-- Provided information follows --
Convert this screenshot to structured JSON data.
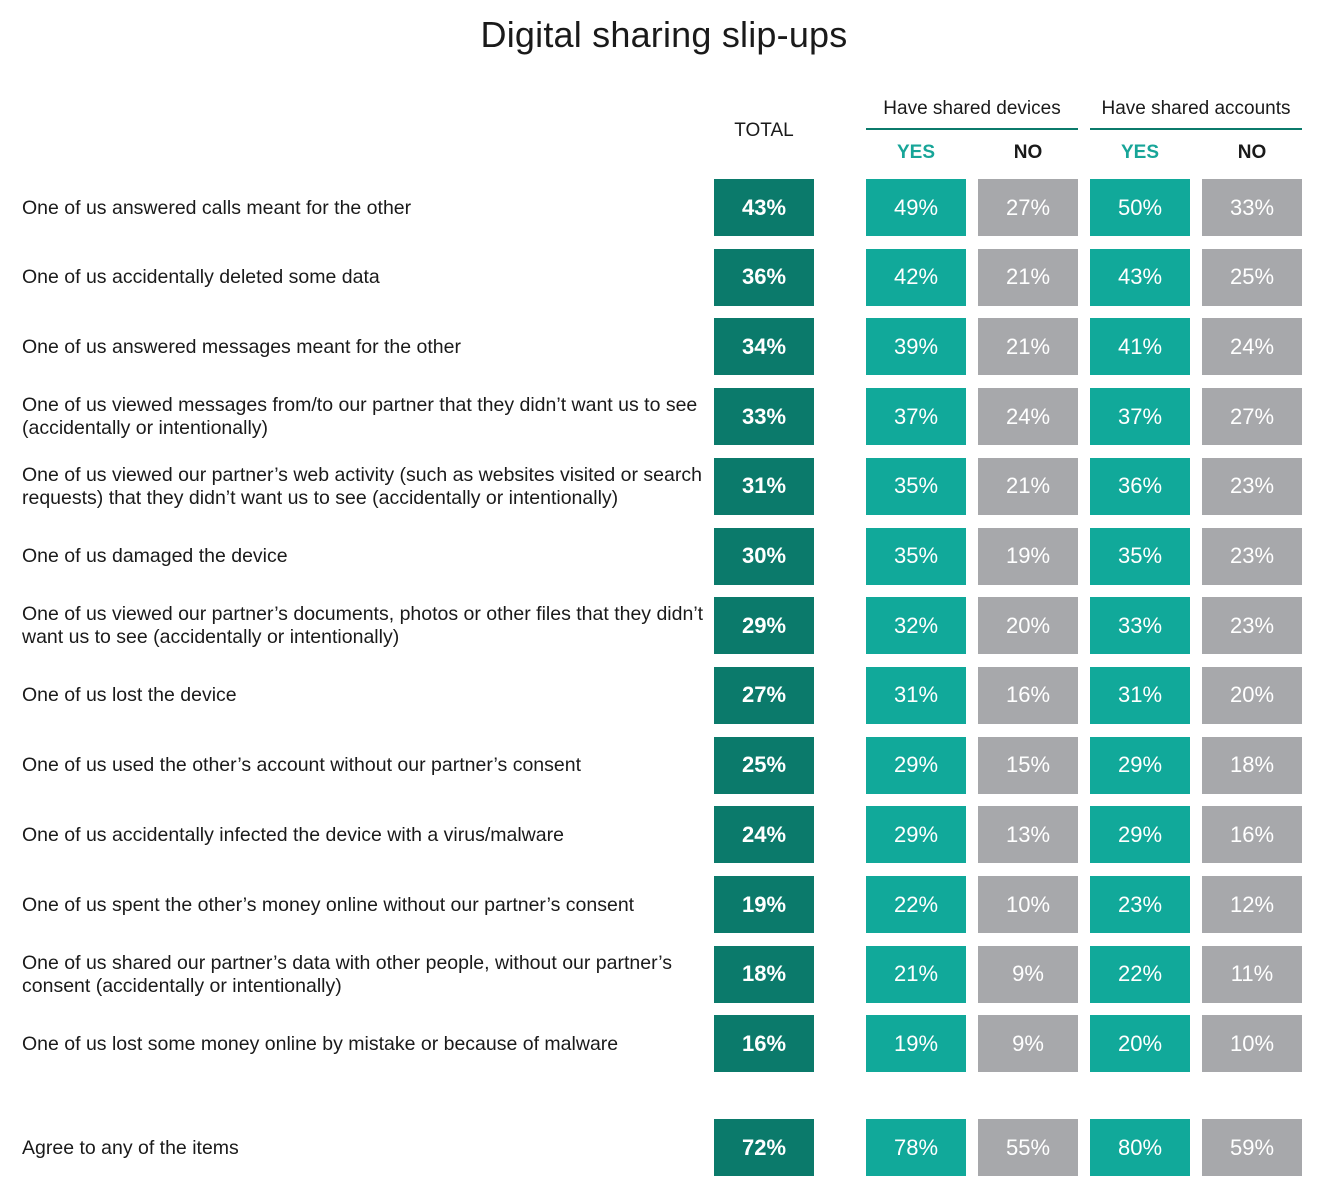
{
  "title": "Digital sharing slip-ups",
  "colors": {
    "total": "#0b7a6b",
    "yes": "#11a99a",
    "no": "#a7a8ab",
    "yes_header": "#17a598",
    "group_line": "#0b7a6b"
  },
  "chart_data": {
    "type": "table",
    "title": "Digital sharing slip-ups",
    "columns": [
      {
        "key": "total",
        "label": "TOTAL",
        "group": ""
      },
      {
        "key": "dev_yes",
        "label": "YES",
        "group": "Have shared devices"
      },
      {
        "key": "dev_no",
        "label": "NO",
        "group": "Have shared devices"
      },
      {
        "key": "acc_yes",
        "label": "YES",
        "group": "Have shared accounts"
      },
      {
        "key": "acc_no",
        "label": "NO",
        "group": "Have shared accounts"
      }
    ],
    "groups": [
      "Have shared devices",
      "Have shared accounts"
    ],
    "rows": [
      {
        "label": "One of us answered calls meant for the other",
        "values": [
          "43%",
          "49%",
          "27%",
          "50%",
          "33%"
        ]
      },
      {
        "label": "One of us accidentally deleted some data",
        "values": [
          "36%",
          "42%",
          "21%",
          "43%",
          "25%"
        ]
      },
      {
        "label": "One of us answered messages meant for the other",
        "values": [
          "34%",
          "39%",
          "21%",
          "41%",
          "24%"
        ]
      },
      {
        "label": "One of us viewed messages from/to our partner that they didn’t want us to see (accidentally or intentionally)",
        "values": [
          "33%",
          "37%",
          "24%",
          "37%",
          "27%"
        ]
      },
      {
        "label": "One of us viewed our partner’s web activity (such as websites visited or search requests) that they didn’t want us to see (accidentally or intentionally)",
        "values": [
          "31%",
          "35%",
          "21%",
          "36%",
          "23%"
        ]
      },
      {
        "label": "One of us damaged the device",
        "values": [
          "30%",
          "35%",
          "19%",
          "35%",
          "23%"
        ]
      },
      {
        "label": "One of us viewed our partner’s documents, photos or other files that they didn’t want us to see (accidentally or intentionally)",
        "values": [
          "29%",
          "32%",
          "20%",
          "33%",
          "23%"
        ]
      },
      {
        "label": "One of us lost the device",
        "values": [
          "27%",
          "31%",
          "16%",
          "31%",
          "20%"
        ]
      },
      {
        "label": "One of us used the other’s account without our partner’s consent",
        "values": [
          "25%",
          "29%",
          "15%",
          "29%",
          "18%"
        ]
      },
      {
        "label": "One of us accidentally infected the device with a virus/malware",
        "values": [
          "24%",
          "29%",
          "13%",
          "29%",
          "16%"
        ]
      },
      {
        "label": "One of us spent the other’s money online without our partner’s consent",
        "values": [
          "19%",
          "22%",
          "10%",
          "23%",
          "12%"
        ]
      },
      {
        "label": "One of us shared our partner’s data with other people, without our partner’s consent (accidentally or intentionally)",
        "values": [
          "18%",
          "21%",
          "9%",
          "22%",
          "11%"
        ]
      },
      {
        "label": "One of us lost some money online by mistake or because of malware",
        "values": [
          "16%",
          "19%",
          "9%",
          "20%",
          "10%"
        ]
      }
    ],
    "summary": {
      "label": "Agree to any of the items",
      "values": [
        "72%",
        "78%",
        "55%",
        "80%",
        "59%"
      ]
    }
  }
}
-- Provided information concluded --
Exercise:
Print every record above exactly, but no pictures.

Result:
Convert this screenshot to structured JSON data.
{
  "title": "Digital sharing slip-ups",
  "colors": {
    "total": "#0b7a6b",
    "yes": "#11a99a",
    "no": "#a7a8ab",
    "yes_header": "#17a598",
    "group_line": "#0b7a6b"
  },
  "chart_data": {
    "type": "table",
    "title": "Digital sharing slip-ups",
    "columns": [
      {
        "key": "total",
        "label": "TOTAL",
        "group": ""
      },
      {
        "key": "dev_yes",
        "label": "YES",
        "group": "Have shared devices"
      },
      {
        "key": "dev_no",
        "label": "NO",
        "group": "Have shared devices"
      },
      {
        "key": "acc_yes",
        "label": "YES",
        "group": "Have shared accounts"
      },
      {
        "key": "acc_no",
        "label": "NO",
        "group": "Have shared accounts"
      }
    ],
    "groups": [
      "Have shared devices",
      "Have shared accounts"
    ],
    "rows": [
      {
        "label": "One of us answered calls meant for the other",
        "values": [
          "43%",
          "49%",
          "27%",
          "50%",
          "33%"
        ]
      },
      {
        "label": "One of us accidentally deleted some data",
        "values": [
          "36%",
          "42%",
          "21%",
          "43%",
          "25%"
        ]
      },
      {
        "label": "One of us answered messages meant for the other",
        "values": [
          "34%",
          "39%",
          "21%",
          "41%",
          "24%"
        ]
      },
      {
        "label": "One of us viewed messages from/to our partner that they didn’t want us to see (accidentally or intentionally)",
        "values": [
          "33%",
          "37%",
          "24%",
          "37%",
          "27%"
        ]
      },
      {
        "label": "One of us viewed our partner’s web activity (such as websites visited or search requests) that they didn’t want us to see (accidentally or intentionally)",
        "values": [
          "31%",
          "35%",
          "21%",
          "36%",
          "23%"
        ]
      },
      {
        "label": "One of us damaged the device",
        "values": [
          "30%",
          "35%",
          "19%",
          "35%",
          "23%"
        ]
      },
      {
        "label": "One of us viewed our partner’s documents, photos or other files that they didn’t want us to see (accidentally or intentionally)",
        "values": [
          "29%",
          "32%",
          "20%",
          "33%",
          "23%"
        ]
      },
      {
        "label": "One of us lost the device",
        "values": [
          "27%",
          "31%",
          "16%",
          "31%",
          "20%"
        ]
      },
      {
        "label": "One of us used the other’s account without our partner’s consent",
        "values": [
          "25%",
          "29%",
          "15%",
          "29%",
          "18%"
        ]
      },
      {
        "label": "One of us accidentally infected the device with a virus/malware",
        "values": [
          "24%",
          "29%",
          "13%",
          "29%",
          "16%"
        ]
      },
      {
        "label": "One of us spent the other’s money online without our partner’s consent",
        "values": [
          "19%",
          "22%",
          "10%",
          "23%",
          "12%"
        ]
      },
      {
        "label": "One of us shared our partner’s data with other people, without our partner’s consent (accidentally or intentionally)",
        "values": [
          "18%",
          "21%",
          "9%",
          "22%",
          "11%"
        ]
      },
      {
        "label": "One of us lost some money online by mistake or because of malware",
        "values": [
          "16%",
          "19%",
          "9%",
          "20%",
          "10%"
        ]
      }
    ],
    "summary": {
      "label": "Agree to any of the items",
      "values": [
        "72%",
        "78%",
        "55%",
        "80%",
        "59%"
      ]
    }
  }
}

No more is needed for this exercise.